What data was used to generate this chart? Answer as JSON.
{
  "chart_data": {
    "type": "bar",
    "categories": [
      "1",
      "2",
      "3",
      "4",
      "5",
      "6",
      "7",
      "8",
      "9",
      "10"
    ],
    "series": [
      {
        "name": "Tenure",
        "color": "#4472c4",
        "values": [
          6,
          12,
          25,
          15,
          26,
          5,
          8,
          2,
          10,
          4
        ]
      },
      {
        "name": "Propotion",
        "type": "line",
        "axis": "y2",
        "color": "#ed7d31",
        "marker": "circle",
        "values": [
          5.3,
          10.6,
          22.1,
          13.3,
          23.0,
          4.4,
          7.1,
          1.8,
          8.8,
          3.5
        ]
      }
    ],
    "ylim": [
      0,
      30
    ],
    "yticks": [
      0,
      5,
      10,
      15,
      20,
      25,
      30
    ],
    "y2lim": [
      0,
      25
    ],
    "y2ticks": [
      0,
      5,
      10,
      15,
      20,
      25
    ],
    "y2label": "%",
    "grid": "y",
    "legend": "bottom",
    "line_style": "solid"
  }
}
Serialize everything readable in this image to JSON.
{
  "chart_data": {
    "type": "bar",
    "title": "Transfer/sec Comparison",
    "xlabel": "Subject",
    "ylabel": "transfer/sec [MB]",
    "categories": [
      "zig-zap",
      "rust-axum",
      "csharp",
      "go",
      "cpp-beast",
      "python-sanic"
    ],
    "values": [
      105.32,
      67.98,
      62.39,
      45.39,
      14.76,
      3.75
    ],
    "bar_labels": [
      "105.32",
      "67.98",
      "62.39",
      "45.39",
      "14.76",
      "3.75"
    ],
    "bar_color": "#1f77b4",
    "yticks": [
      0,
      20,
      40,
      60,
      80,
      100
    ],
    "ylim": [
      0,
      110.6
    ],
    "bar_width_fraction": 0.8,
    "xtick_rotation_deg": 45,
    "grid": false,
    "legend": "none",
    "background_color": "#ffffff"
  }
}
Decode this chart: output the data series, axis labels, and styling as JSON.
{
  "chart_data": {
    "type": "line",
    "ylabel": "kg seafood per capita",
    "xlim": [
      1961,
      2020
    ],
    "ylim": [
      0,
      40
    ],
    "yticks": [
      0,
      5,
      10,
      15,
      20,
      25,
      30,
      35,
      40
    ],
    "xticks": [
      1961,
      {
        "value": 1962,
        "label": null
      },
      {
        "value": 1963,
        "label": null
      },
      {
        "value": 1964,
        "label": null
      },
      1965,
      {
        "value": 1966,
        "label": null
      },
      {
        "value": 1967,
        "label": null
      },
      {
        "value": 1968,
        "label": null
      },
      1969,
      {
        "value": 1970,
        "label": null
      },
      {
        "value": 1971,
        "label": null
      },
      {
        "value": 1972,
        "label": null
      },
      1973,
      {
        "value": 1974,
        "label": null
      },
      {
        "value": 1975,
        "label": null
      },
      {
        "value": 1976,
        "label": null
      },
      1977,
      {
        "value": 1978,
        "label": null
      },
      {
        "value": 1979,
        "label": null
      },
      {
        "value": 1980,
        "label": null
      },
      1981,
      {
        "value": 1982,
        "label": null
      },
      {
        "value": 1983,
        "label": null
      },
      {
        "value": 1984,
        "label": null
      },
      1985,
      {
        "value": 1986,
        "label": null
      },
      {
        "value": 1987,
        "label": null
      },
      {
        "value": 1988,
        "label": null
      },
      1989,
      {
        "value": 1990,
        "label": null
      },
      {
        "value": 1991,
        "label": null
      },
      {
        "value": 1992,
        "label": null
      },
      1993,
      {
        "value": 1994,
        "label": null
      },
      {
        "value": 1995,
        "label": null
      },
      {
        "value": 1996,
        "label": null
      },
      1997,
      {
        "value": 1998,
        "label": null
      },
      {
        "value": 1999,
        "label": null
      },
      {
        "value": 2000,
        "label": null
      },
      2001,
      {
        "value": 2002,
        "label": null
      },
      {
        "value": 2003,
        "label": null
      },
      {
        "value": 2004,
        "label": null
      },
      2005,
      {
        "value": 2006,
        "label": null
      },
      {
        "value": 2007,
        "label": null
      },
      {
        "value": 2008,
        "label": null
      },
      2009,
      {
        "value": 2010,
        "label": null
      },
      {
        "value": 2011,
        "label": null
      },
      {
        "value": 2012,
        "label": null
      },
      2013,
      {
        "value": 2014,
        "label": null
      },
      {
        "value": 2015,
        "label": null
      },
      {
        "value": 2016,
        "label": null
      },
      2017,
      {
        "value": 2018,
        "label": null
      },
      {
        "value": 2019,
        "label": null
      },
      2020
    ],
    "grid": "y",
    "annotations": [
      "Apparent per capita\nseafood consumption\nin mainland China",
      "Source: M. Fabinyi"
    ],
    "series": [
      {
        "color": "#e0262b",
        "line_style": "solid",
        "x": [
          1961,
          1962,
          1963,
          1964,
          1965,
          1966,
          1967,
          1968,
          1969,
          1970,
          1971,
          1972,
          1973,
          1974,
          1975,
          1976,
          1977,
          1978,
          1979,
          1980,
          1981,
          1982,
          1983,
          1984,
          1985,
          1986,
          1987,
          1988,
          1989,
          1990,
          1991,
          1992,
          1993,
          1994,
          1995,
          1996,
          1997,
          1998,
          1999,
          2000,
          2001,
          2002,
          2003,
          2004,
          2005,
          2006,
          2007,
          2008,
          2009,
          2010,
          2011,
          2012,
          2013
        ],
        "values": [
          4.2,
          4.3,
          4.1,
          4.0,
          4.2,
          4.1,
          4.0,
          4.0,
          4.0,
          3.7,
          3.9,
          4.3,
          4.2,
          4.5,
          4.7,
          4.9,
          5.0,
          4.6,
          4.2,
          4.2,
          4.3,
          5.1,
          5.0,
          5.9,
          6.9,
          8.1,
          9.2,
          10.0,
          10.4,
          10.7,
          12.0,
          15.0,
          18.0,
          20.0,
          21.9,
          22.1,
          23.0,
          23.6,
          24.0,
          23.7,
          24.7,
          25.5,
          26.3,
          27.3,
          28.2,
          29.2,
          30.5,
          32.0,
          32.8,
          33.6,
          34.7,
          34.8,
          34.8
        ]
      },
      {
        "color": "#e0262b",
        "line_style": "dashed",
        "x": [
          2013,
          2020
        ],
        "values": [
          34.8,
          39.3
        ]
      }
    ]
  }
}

--*--

Your task is to give the records above again, exactly.

What data was used to generate this chart? Answer as JSON.
{
  "chart_data": {
    "type": "bar",
    "categories": [
      "1",
      "2",
      "3",
      "4",
      "5",
      "6",
      "7",
      "8",
      "9",
      "10"
    ],
    "series": [
      {
        "name": "Tenure",
        "color": "#4472c4",
        "values": [
          6,
          12,
          25,
          15,
          26,
          5,
          8,
          2,
          10,
          4
        ]
      },
      {
        "name": "Propotion",
        "type": "line",
        "axis": "y2",
        "color": "#ed7d31",
        "marker": "circle",
        "values": [
          5.3,
          10.6,
          22.1,
          13.3,
          23.0,
          4.4,
          7.1,
          1.8,
          8.8,
          3.5
        ]
      }
    ],
    "ylim": [
      0,
      30
    ],
    "yticks": [
      0,
      5,
      10,
      15,
      20,
      25,
      30
    ],
    "y2lim": [
      0,
      25
    ],
    "y2ticks": [
      0,
      5,
      10,
      15,
      20,
      25
    ],
    "y2label": "%",
    "grid": "y",
    "legend": "bottom",
    "line_style": "solid"
  }
}
Serialize everything readable in this image to JSON.
{
  "chart_data": {
    "type": "bar",
    "title": "Transfer/sec Comparison",
    "xlabel": "Subject",
    "ylabel": "transfer/sec [MB]",
    "categories": [
      "zig-zap",
      "rust-axum",
      "csharp",
      "go",
      "cpp-beast",
      "python-sanic"
    ],
    "values": [
      105.32,
      67.98,
      62.39,
      45.39,
      14.76,
      3.75
    ],
    "bar_labels": [
      "105.32",
      "67.98",
      "62.39",
      "45.39",
      "14.76",
      "3.75"
    ],
    "bar_color": "#1f77b4",
    "yticks": [
      0,
      20,
      40,
      60,
      80,
      100
    ],
    "ylim": [
      0,
      110.6
    ],
    "bar_width_fraction": 0.8,
    "xtick_rotation_deg": 45,
    "grid": false,
    "legend": "none",
    "background_color": "#ffffff"
  }
}
Decode this chart: output the data series, axis labels, and styling as JSON.
{
  "chart_data": {
    "type": "line",
    "ylabel": "kg seafood per capita",
    "xlim": [
      1961,
      2020
    ],
    "ylim": [
      0,
      40
    ],
    "yticks": [
      0,
      5,
      10,
      15,
      20,
      25,
      30,
      35,
      40
    ],
    "xticks": [
      1961,
      {
        "value": 1962,
        "label": null
      },
      {
        "value": 1963,
        "label": null
      },
      {
        "value": 1964,
        "label": null
      },
      1965,
      {
        "value": 1966,
        "label": null
      },
      {
        "value": 1967,
        "label": null
      },
      {
        "value": 1968,
        "label": null
      },
      1969,
      {
        "value": 1970,
        "label": null
      },
      {
        "value": 1971,
        "label": null
      },
      {
        "value": 1972,
        "label": null
      },
      1973,
      {
        "value": 1974,
        "label": null
      },
      {
        "value": 1975,
        "label": null
      },
      {
        "value": 1976,
        "label": null
      },
      1977,
      {
        "value": 1978,
        "label": null
      },
      {
        "value": 1979,
        "label": null
      },
      {
        "value": 1980,
        "label": null
      },
      1981,
      {
        "value": 1982,
        "label": null
      },
      {
        "value": 1983,
        "label": null
      },
      {
        "value": 1984,
        "label": null
      },
      1985,
      {
        "value": 1986,
        "label": null
      },
      {
        "value": 1987,
        "label": null
      },
      {
        "value": 1988,
        "label": null
      },
      1989,
      {
        "value": 1990,
        "label": null
      },
      {
        "value": 1991,
        "label": null
      },
      {
        "value": 1992,
        "label": null
      },
      1993,
      {
        "value": 1994,
        "label": null
      },
      {
        "value": 1995,
        "label": null
      },
      {
        "value": 1996,
        "label": null
      },
      1997,
      {
        "value": 1998,
        "label": null
      },
      {
        "value": 1999,
        "label": null
      },
      {
        "value": 2000,
        "label": null
      },
      2001,
      {
        "value": 2002,
        "label": null
      },
      {
        "value": 2003,
        "label": null
      },
      {
        "value": 2004,
        "label": null
      },
      2005,
      {
        "value": 2006,
        "label": null
      },
      {
        "value": 2007,
        "label": null
      },
      {
        "value": 2008,
        "label": null
      },
      2009,
      {
        "value": 2010,
        "label": null
      },
      {
        "value": 2011,
        "label": null
      },
      {
        "value": 2012,
        "label": null
      },
      2013,
      {
        "value": 2014,
        "label": null
      },
      {
        "value": 2015,
        "label": null
      },
      {
        "value": 2016,
        "label": null
      },
      2017,
      {
        "value": 2018,
        "label": null
      },
      {
        "value": 2019,
        "label": null
      },
      2020
    ],
    "grid": "y",
    "annotations": [
      "Apparent per capita\nseafood consumption\nin mainland China",
      "Source: M. Fabinyi"
    ],
    "series": [
      {
        "color": "#e0262b",
        "line_style": "solid",
        "x": [
          1961,
          1962,
          1963,
          1964,
          1965,
          1966,
          1967,
          1968,
          1969,
          1970,
          1971,
          1972,
          1973,
          1974,
          1975,
          1976,
          1977,
          1978,
          1979,
          1980,
          1981,
          1982,
          1983,
          1984,
          1985,
          1986,
          1987,
          1988,
          1989,
          1990,
          1991,
          1992,
          1993,
          1994,
          1995,
          1996,
          1997,
          1998,
          1999,
          2000,
          2001,
          2002,
          2003,
          2004,
          2005,
          2006,
          2007,
          2008,
          2009,
          2010,
          2011,
          2012,
          2013
        ],
        "values": [
          4.2,
          4.3,
          4.1,
          4.0,
          4.2,
          4.1,
          4.0,
          4.0,
          4.0,
          3.7,
          3.9,
          4.3,
          4.2,
          4.5,
          4.7,
          4.9,
          5.0,
          4.6,
          4.2,
          4.2,
          4.3,
          5.1,
          5.0,
          5.9,
          6.9,
          8.1,
          9.2,
          10.0,
          10.4,
          10.7,
          12.0,
          15.0,
          18.0,
          20.0,
          21.9,
          22.1,
          23.0,
          23.6,
          24.0,
          23.7,
          24.7,
          25.5,
          26.3,
          27.3,
          28.2,
          29.2,
          30.5,
          32.0,
          32.8,
          33.6,
          34.7,
          34.8,
          34.8
        ]
      },
      {
        "color": "#e0262b",
        "line_style": "dashed",
        "x": [
          2013,
          2020
        ],
        "values": [
          34.8,
          39.3
        ]
      }
    ]
  }
}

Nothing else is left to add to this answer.